Excerpted records |
START

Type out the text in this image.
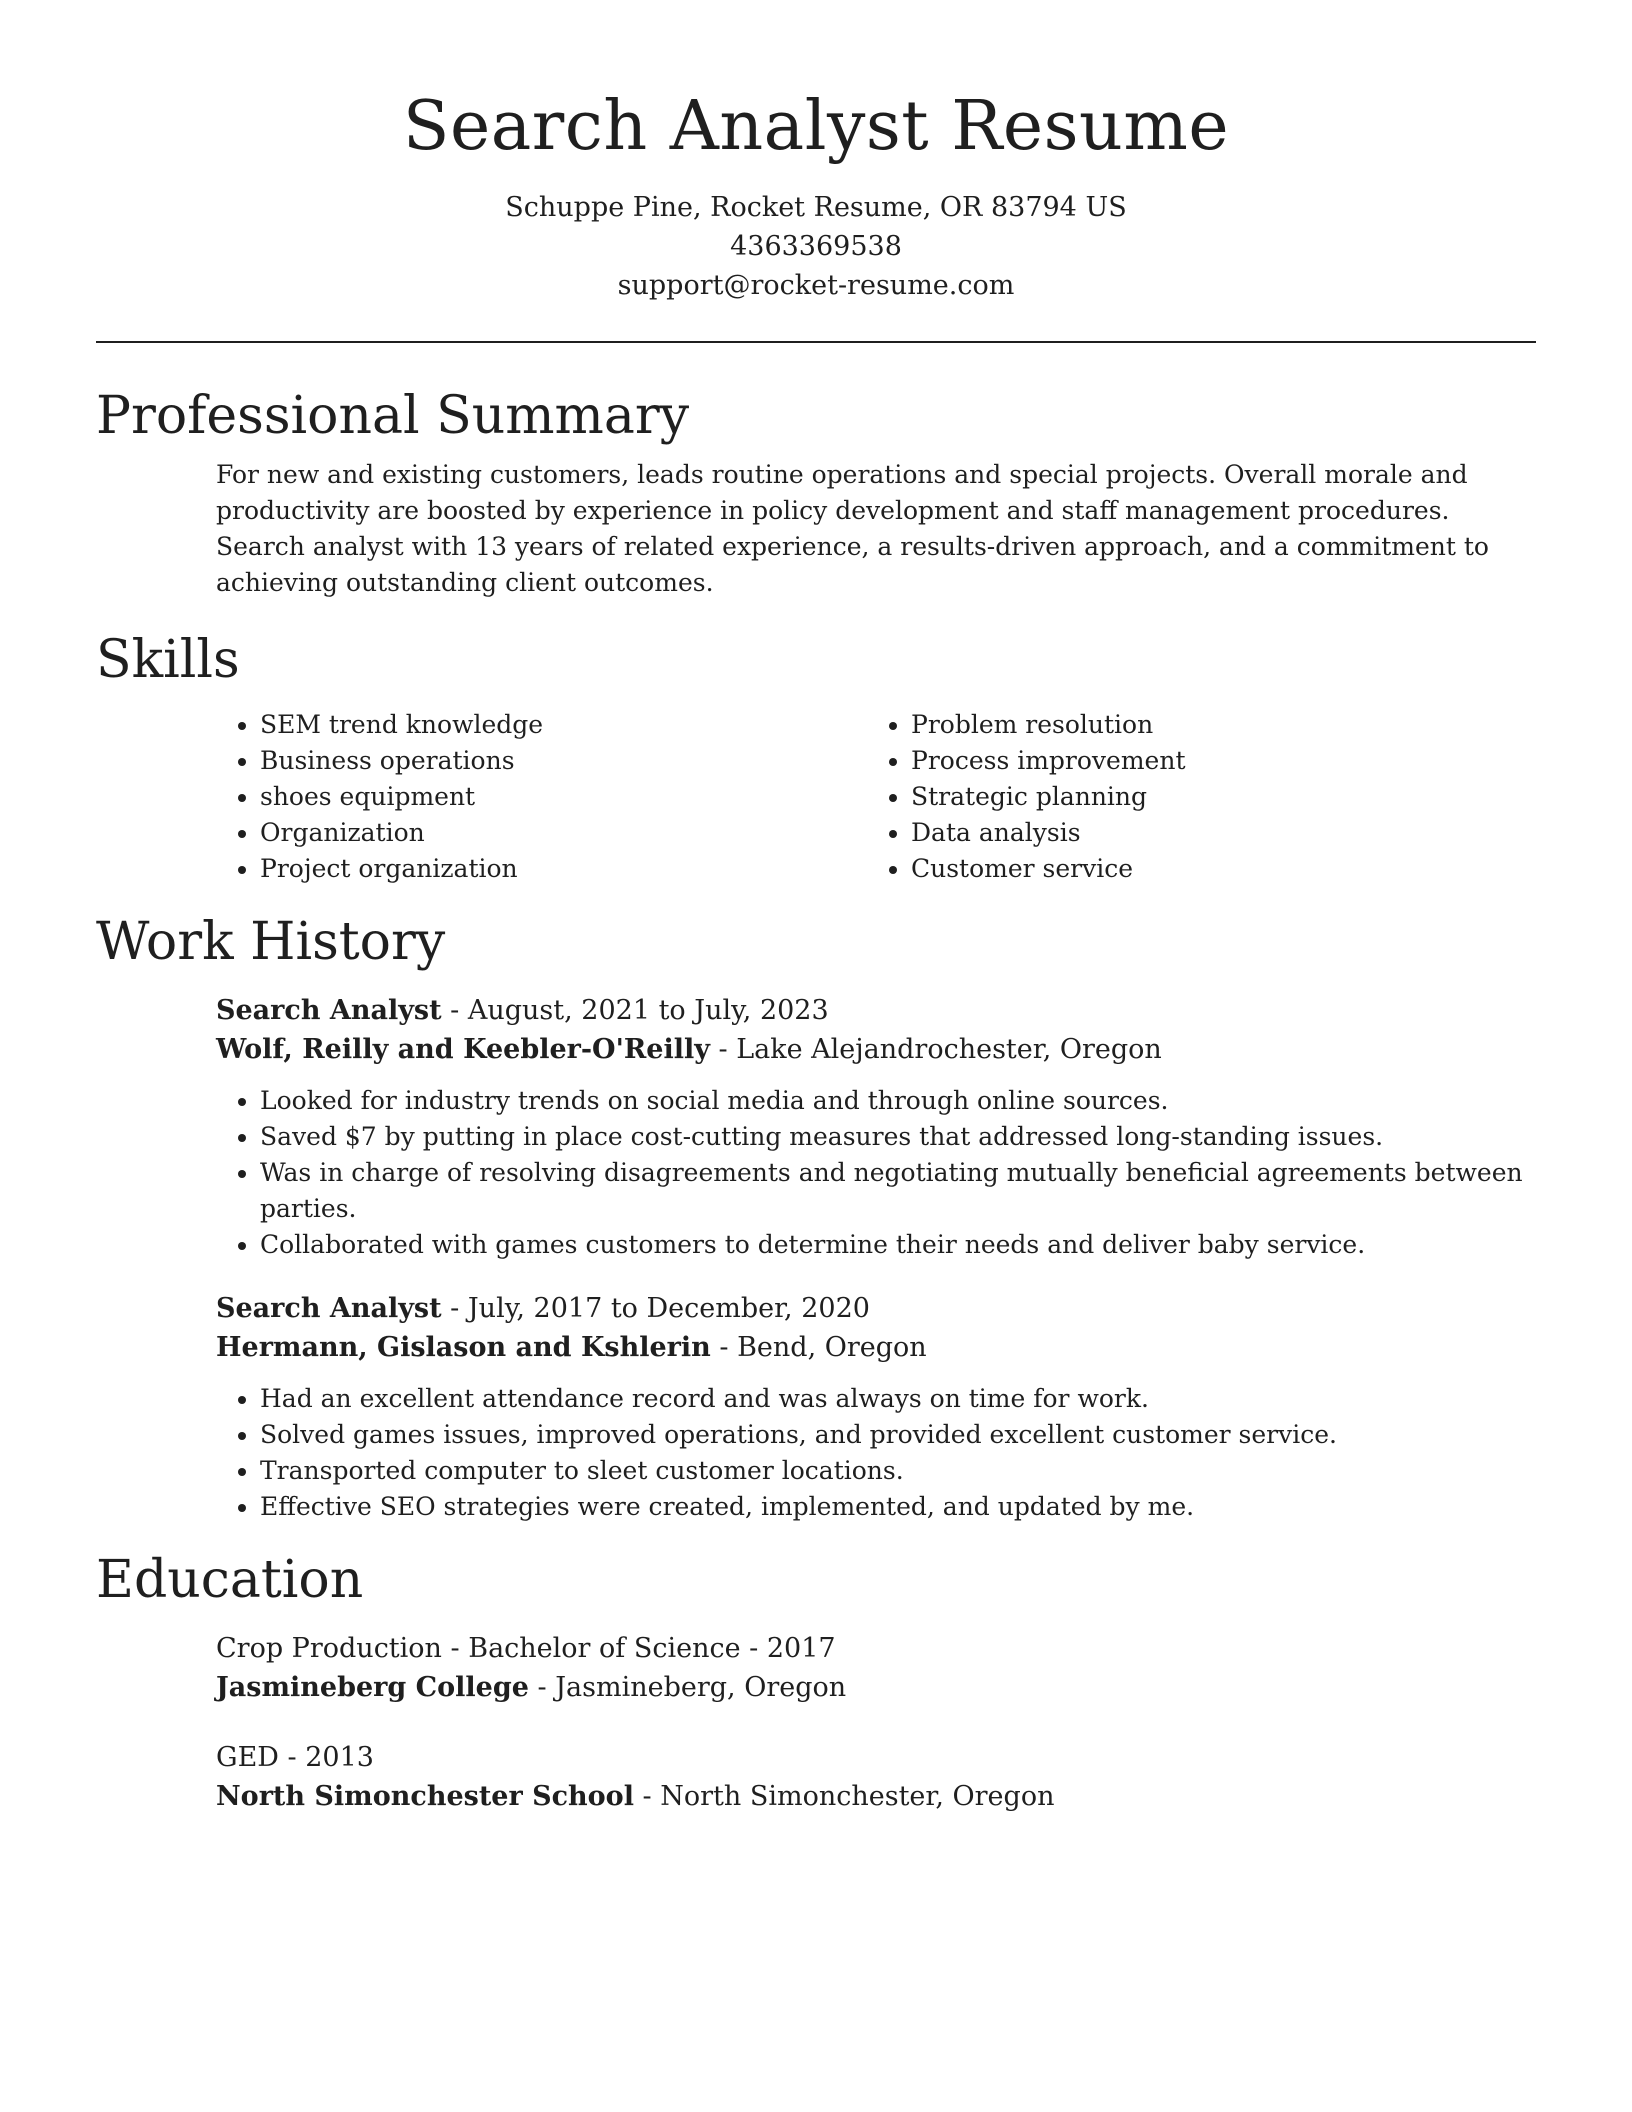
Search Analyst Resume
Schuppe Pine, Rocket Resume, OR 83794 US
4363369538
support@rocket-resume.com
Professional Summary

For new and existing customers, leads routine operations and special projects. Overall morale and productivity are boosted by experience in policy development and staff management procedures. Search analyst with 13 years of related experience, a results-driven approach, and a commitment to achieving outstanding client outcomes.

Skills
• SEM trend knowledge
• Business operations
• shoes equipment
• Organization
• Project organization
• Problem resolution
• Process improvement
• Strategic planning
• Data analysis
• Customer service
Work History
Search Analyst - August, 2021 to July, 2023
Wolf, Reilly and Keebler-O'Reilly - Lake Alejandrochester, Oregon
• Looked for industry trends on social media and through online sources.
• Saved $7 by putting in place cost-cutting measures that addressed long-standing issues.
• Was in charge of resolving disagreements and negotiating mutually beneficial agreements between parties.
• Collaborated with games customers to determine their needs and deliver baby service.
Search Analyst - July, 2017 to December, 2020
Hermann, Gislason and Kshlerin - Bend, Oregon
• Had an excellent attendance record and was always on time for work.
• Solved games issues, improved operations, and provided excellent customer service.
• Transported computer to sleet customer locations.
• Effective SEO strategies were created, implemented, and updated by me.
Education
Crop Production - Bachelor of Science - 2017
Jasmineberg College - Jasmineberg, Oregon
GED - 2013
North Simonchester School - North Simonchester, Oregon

END
START

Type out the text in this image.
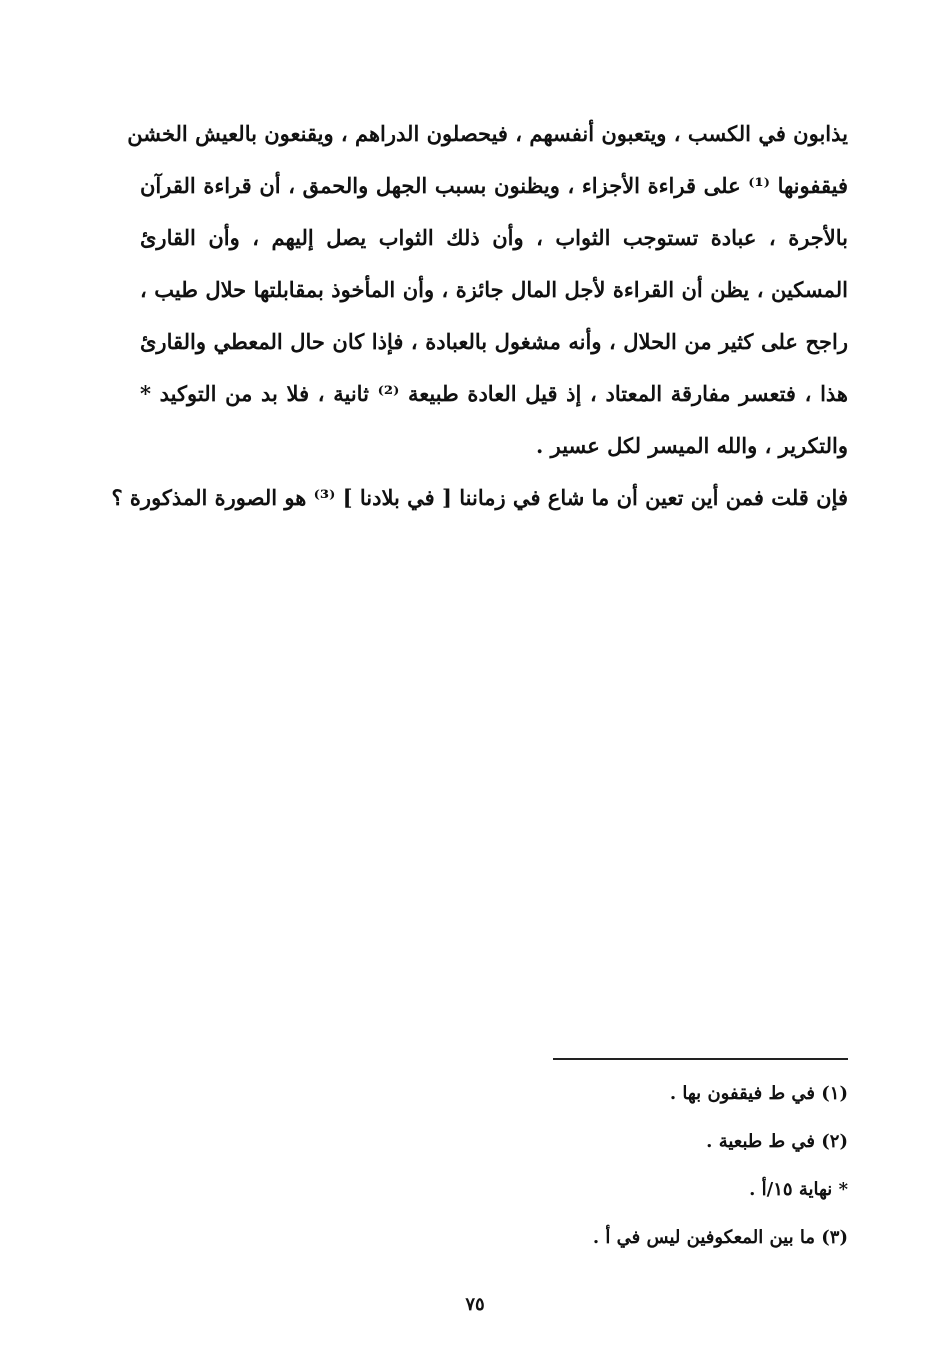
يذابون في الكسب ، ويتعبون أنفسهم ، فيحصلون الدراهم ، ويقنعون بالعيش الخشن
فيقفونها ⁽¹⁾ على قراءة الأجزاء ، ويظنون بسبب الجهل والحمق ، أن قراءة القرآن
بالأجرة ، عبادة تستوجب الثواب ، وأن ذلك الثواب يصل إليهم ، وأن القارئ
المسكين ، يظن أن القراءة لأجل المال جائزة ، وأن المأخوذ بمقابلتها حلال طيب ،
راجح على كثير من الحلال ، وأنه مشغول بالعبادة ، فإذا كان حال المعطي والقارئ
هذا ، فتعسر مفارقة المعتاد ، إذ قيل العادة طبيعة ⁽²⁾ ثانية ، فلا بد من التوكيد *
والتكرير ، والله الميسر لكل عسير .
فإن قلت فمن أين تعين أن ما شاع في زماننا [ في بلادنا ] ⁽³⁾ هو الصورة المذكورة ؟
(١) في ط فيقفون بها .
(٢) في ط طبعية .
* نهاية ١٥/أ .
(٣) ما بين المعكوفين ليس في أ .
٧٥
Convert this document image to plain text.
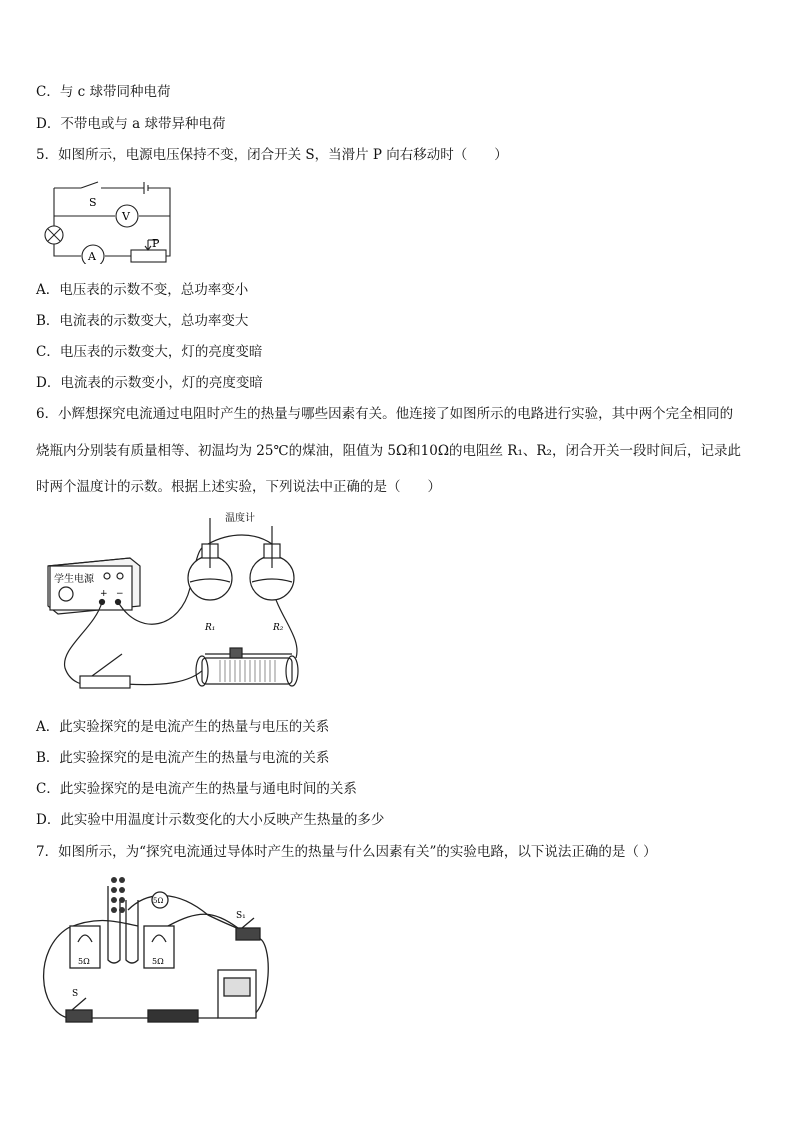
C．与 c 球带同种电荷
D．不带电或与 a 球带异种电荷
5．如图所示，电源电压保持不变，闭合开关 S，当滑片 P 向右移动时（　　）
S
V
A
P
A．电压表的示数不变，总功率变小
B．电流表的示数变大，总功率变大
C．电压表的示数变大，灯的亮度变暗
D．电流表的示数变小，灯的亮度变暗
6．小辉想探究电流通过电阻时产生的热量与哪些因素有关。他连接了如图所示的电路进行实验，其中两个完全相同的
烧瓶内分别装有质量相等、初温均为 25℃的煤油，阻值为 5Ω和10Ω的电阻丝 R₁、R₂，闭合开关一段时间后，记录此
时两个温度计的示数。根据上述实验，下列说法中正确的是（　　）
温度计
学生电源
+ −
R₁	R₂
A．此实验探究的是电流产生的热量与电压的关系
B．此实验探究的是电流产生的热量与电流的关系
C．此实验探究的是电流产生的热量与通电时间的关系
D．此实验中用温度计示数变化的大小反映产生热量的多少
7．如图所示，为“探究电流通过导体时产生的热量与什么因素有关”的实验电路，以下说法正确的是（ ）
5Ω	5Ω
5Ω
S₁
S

END

Exercise description | Gather all lines of the records that include the word "Oregon".

Written answer |
Wolf, Reilly and Keebler-O'Reilly - Lake Alejandrochester, Oregon
Hermann, Gislason and Kshlerin - Bend, Oregon
Jasmineberg College - Jasmineberg, Oregon
North Simonchester School - North Simonchester, Oregon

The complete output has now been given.